Where the word "certain" occurs in a line, return that line.

— Start —

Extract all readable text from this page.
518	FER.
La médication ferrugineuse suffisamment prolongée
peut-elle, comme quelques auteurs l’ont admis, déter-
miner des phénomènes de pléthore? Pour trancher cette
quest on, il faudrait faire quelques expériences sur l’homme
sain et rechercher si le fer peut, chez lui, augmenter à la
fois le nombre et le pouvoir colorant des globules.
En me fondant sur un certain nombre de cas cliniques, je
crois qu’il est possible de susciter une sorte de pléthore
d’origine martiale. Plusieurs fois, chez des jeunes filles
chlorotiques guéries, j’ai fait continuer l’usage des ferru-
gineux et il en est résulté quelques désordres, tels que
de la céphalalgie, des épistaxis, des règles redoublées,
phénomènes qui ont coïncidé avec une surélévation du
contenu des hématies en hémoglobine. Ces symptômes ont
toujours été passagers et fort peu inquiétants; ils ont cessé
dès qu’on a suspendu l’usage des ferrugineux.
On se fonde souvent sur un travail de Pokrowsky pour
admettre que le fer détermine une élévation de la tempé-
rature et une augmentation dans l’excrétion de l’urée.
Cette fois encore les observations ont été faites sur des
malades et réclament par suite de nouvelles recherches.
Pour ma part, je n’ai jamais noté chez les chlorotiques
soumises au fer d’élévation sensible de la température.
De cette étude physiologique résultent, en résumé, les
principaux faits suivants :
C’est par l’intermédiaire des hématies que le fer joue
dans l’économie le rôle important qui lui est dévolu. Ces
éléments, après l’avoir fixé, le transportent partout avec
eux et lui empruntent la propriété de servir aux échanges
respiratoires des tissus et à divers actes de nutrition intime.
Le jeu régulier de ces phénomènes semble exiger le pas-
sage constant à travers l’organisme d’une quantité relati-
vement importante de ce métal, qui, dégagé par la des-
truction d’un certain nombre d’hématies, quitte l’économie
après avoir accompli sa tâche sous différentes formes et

— End —

**WRITTEN REPLY:**
En me fondant sur un certain nombre de cas cliniques, je
truction d’un certain nombre d’hématies, quitte l’économie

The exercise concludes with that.